_TASK TO CARRY OUT_:
Pick out each line of the records that includes the string "інформаційному", and copy it.

### DATASET ENTRIES

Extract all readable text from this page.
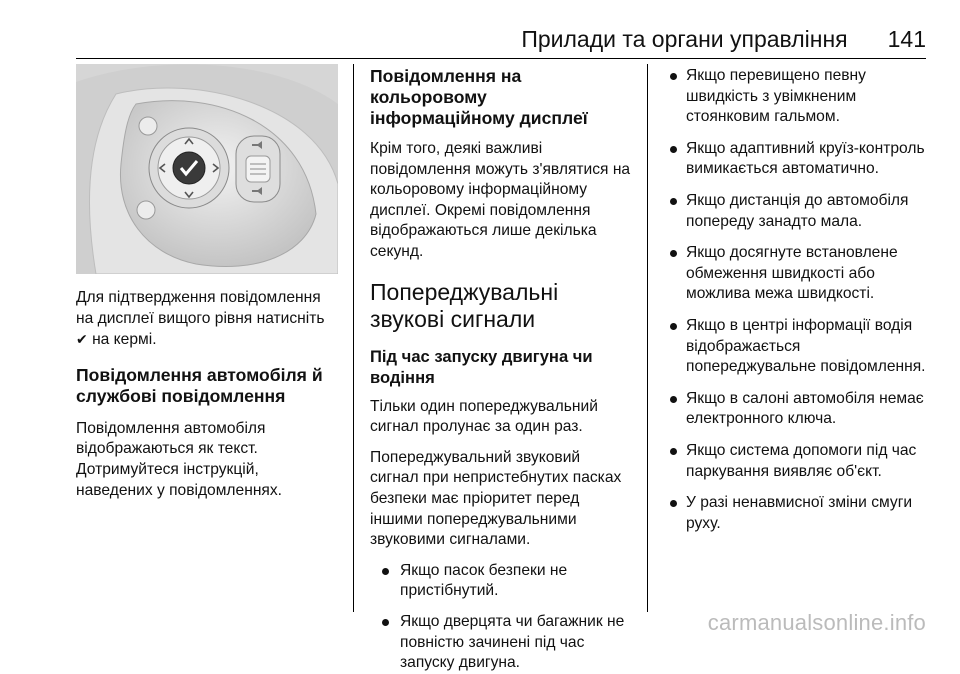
Прилади та органи управління 141

Для підтвердження повідомлення на дисплеї вищого рівня натисніть ✔ на кермі.

Повідомлення автомобіля й службові повідомлення

Повідомлення автомобіля відображаються як текст. Дотримуйтеся інструкцій, наведених у повідомленнях.

Повідомлення на кольоровому інформаційному дисплеї

Крім того, деякі важливі повідомлення можуть з'являтися на кольоровому інформаційному дисплеї. Окремі повідомлення відображаються лише декілька секунд.

Попереджувальні звукові сигнали
Під час запуску двигуна чи водіння

Тільки один попереджувальний сигнал пролунає за один раз.

Попереджувальний звуковий сигнал при непристебнутих пасках безпеки має пріоритет перед іншими попереджувальними звуковими сигналами.

Якщо пасок безпеки не пристібнутий.
Якщо дверцята чи багажник не повністю зачинені під час запуску двигуна.
Якщо перевищено певну швидкість з увімкненим стоянковим гальмом.
Якщо адаптивний круїз-контроль вимикається автоматично.
Якщо дистанція до автомобіля попереду занадто мала.
Якщо досягнуте встановлене обмеження швидкості або можлива межа швидкості.
Якщо в центрі інформації водія відображається попереджувальне повідомлення.
Якщо в салоні автомобіля немає електронного ключа.
Якщо система допомоги під час паркування виявляє об'єкт.
У разі ненавмисної зміни смуги руху.
carmanualsonline.info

######

_COMPLETE RESPONSE_:
Повідомлення на кольоровому інформаційному дисплеї
Крім того, деякі важливі повідомлення можуть з'являтися на кольоровому інформаційному дисплеї. Окремі повідомлення відображаються лише декілька секунд.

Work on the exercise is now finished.